▸ Text segment:
%%
AMD has a better bang for the buck since the onboard graphics on a Llano chip are that much more powerful than Intel's onboard. Also CPU speed isn't a huge factor to Llano appears to be screaming "pick me!" Don't go cheap on stuff that you don't need to go cheap on, but keep in mind what this machine is going to be used for and your budget (why would you get him a 2500k, is he going to be over-clocking?)


----------



## PopcornMachine (Apr 3, 2012)

AnomalouS said:


> kinda leaning toward upping the budget to $400 and picking up this barebones kit.
> 
> http://www.tigerdirect.com/applications/SearchTools/item-details.asp?EdpNo=1241992&CatId=333



That's not as good a deal as it looks.  You get a 2500K which is great, but a H61 mobo that doesn't allow you to overclock it.


----------



## AnomalouS (Apr 3, 2012)

Aquinus said:


> (why would you get him a 2500k, is he going to be over-clocking?)



He would not be, but it if it can be it will be.  I guess I am leaning toward the 2500k over a 2400 because it was $10 more.  As for AMD, I prefer Intel as well as a quad core or dual. 

I do not know anything about on board video so maybe I need to be educated. 
Is AMD supreme vs Intel when it comes to onboard video? Maybe I need to look at an entry level video card to add.



BarbaricSoul said:


> it's alittle over your budget, but what about a cheap laptop?



Thanks, but not interested in a laptop at all. 



PopcornMachine said:


> That's not as good a deal as it looks.  You get a 2500K which is great, but a H61 mobo that doesn't allow you to overclock it.



OC Genie II: Auto OC to boost performance in 1 sec (sure it is auto maybe, but sufficient.
http://www.msi.com/product/mb/H61M-P23--B3-.html


----------



## Aquinus (Apr 3, 2012)

How about something like this?

Antec Gaming Series One Black Steel ATX Mid Tower ...
Western Digital Caviar Blue WD5000AAKX 500GB 7200 ...
ASUS F1A75-M PRO FM1 AMD A75 (Hudson D3) HDMI SATA...
G.SKILL Ripjaws X Series 4GB (2 x 2GB) 240-Pin DDR...
AMD A6-3500 Llano 2.1GHz (2.4GHz Max Turbo) Socket...
%%
▸ A block of data:
%%
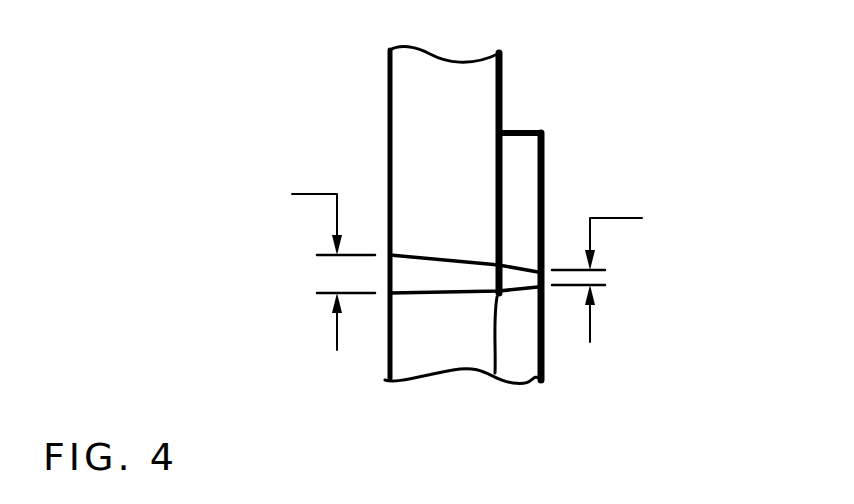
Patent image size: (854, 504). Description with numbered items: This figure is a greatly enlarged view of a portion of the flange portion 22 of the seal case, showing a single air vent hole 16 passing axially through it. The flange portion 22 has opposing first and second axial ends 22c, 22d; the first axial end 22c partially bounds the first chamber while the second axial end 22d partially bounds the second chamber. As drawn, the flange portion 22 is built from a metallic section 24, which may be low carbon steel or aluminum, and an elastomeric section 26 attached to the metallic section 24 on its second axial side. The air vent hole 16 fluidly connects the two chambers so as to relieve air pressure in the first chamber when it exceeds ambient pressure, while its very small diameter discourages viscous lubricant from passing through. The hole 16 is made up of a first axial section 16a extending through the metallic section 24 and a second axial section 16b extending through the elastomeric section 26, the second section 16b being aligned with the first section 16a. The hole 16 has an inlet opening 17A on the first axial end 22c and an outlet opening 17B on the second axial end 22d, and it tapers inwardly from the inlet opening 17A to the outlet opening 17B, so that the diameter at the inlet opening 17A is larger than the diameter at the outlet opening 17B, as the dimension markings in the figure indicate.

The air vent hole 16 is at (461, 272).
The first axial section 16a is at (435, 253).
The second axial section 16b is at (520, 290).
The inlet opening 17A is at (387, 272).
The outlet opening 17B is at (538, 277).
The flange portion 22 is at (546, 90).
The first axial end 22c is at (387, 115).
The second axial end 22d is at (503, 70).
The metallic section 24 is at (405, 98).
The elastomeric section 26 is at (530, 170).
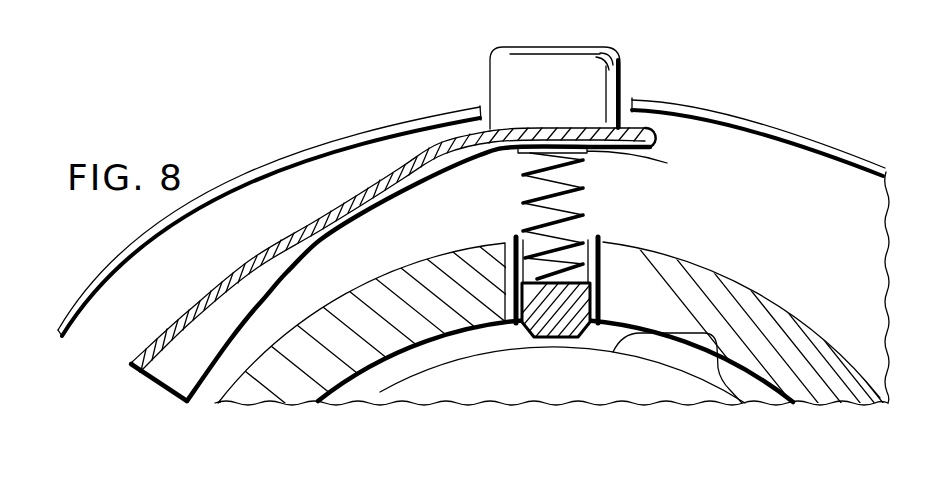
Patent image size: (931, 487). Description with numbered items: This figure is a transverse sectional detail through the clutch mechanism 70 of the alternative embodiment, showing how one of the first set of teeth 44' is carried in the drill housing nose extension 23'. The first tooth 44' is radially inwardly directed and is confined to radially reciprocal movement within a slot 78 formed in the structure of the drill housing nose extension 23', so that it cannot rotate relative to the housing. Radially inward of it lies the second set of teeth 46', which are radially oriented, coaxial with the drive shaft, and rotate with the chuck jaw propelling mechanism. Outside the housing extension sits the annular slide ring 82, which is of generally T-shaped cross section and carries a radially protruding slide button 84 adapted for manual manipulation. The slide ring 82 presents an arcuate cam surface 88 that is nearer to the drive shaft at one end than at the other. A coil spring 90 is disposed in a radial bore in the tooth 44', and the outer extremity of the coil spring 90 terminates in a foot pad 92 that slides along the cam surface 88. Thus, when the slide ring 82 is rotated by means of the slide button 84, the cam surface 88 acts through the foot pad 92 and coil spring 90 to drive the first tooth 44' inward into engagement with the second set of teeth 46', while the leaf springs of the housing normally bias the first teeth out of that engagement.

The drill housing nose extension 23' is at (471, 211).
The slide button 84 is at (597, 78).
The annular slide ring 82 is at (287, 233).
The arcuate cam surface 88 is at (228, 334).
The foot pad 92 is at (590, 143).
The coil spring 90 is at (590, 177).
The slot 78 is at (600, 243).
The clutch mechanism 70 is at (712, 206).
The second set of teeth 46' is at (560, 349).
The first set of teeth 44' is at (562, 340).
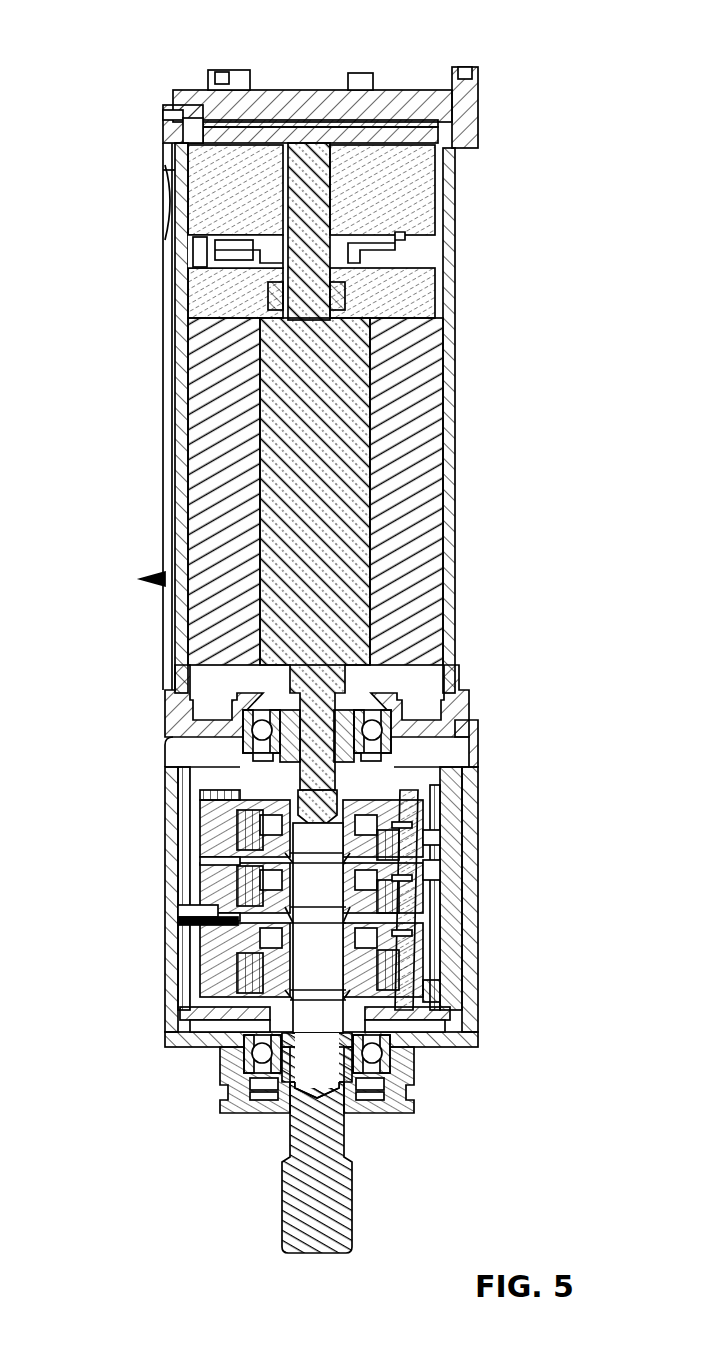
%%
▸ Required tasks:
a - In the forum thread about a budget PC build, what drawback of the H61 motherboard in the barebones kit does PopcornMachine point out?
b - Resume the forum thread about a budget PC build from the point where it ends.
This data was drawn from a different source than the text.

▸ Responses in order:
a - It doesn't allow you to overclock the 2500K.

b -
SeaSonic SS-300ET Bronze 300W ATX12V V2.3   80 PLU...

This is right over 400 if you're considering 400. You can shift things around to make it work.



AnomalouS said:


> I do not know anything about on board video so maybe I need to be educated.
> Is AMD supreme vs Intel when it comes to onboard video?


You could put it that way, AMD has put more resources into their APUs as a budget solution.
http://www.guru3d.com/article/amd-a6-3500-apu-review/10


----------



## AnomalouS (Apr 4, 2012)

I do have a Cooler Master RS750 psu laying around, so that will save some $. 

Just put this together on the EGG. 
-GIGABYTE GZ-KF03B Black SGCC ATX Mid Tower Computer Case $19.99
-ASRock H61ICAFE LGA 1155 Intel H61 $64.99
-Intel Core i5-2320 Sandy Bridge 3.0GHz $189.99
-ASUS 24X DVD Burner $19.99
-Patriot Gamer 2 Series 8GB $40.99
-CoolerMaster RS750 $free
-SataIII HDD... still looking. 

Total $336


----------



## Fourstaff (Apr 4, 2012)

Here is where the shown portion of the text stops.